[Source data]
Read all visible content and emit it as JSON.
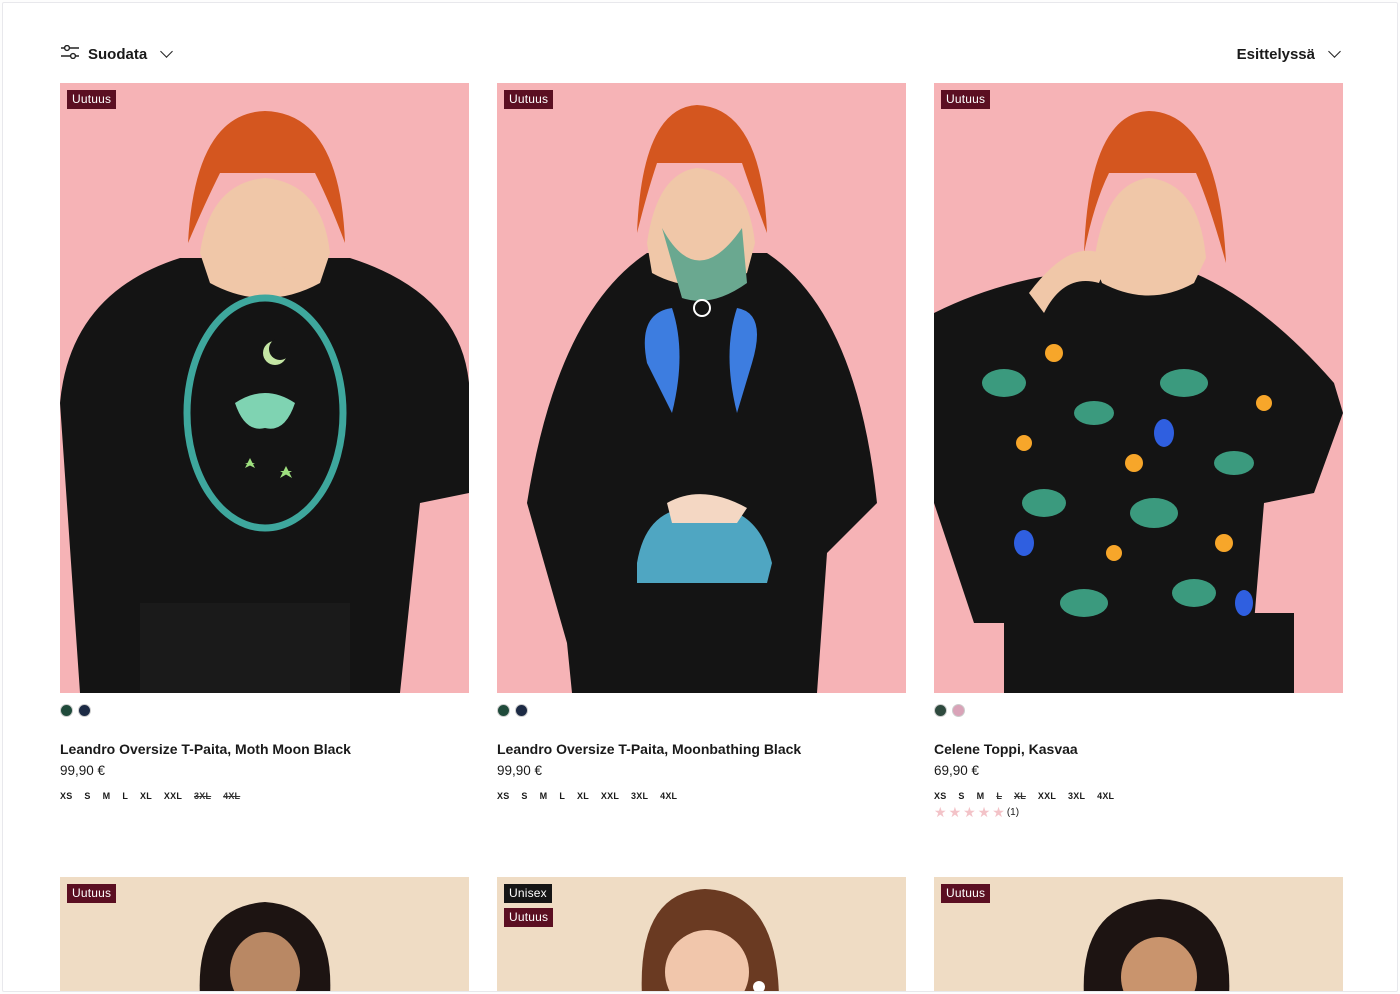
{
  "toolbar": {
    "filter_label": "Suodata",
    "sort_label": "Esittelyssä"
  },
  "products": [
    {
      "badges": [
        "Uutuus"
      ],
      "title": "Leandro Oversize T-Paita, Moth Moon Black",
      "price": "99,90 €",
      "swatch_colors": [
        "#1f4a3a",
        "#1c2a44"
      ],
      "sizes": [
        {
          "label": "XS",
          "available": true
        },
        {
          "label": "S",
          "available": true
        },
        {
          "label": "M",
          "available": true
        },
        {
          "label": "L",
          "available": true
        },
        {
          "label": "XL",
          "available": true
        },
        {
          "label": "XXL",
          "available": true
        },
        {
          "label": "3XL",
          "available": false
        },
        {
          "label": "4XL",
          "available": false
        }
      ]
    },
    {
      "badges": [
        "Uutuus"
      ],
      "title": "Leandro Oversize T-Paita, Moonbathing Black",
      "price": "99,90 €",
      "swatch_colors": [
        "#1f4a3a",
        "#1c2a44"
      ],
      "sizes": [
        {
          "label": "XS",
          "available": true
        },
        {
          "label": "S",
          "available": true
        },
        {
          "label": "M",
          "available": true
        },
        {
          "label": "L",
          "available": true
        },
        {
          "label": "XL",
          "available": true
        },
        {
          "label": "XXL",
          "available": true
        },
        {
          "label": "3XL",
          "available": true
        },
        {
          "label": "4XL",
          "available": true
        }
      ]
    },
    {
      "badges": [
        "Uutuus"
      ],
      "title": "Celene Toppi, Kasvaa",
      "price": "69,90 €",
      "swatch_colors": [
        "#2e4a3e",
        "#d9a3b8"
      ],
      "sizes": [
        {
          "label": "XS",
          "available": true
        },
        {
          "label": "S",
          "available": true
        },
        {
          "label": "M",
          "available": true
        },
        {
          "label": "L",
          "available": false
        },
        {
          "label": "XL",
          "available": false
        },
        {
          "label": "XXL",
          "available": true
        },
        {
          "label": "3XL",
          "available": true
        },
        {
          "label": "4XL",
          "available": true
        }
      ],
      "rating": {
        "stars": 5,
        "count": "(1)"
      }
    }
  ],
  "row2_badges": [
    [
      "Uutuus"
    ],
    [
      "Unisex",
      "Uutuus"
    ],
    [
      "Uutuus"
    ]
  ],
  "colors": {
    "badge_new": "#5b0f22",
    "badge_unisex": "#151515",
    "photo_bg": "#f6b3b6",
    "photo_bg2": "#efdcc4"
  }
}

**WORK TO DO**
For the data above, state how many lines contain "Black"; the number is the whole answer.

**SOLVED EXERCISE**
2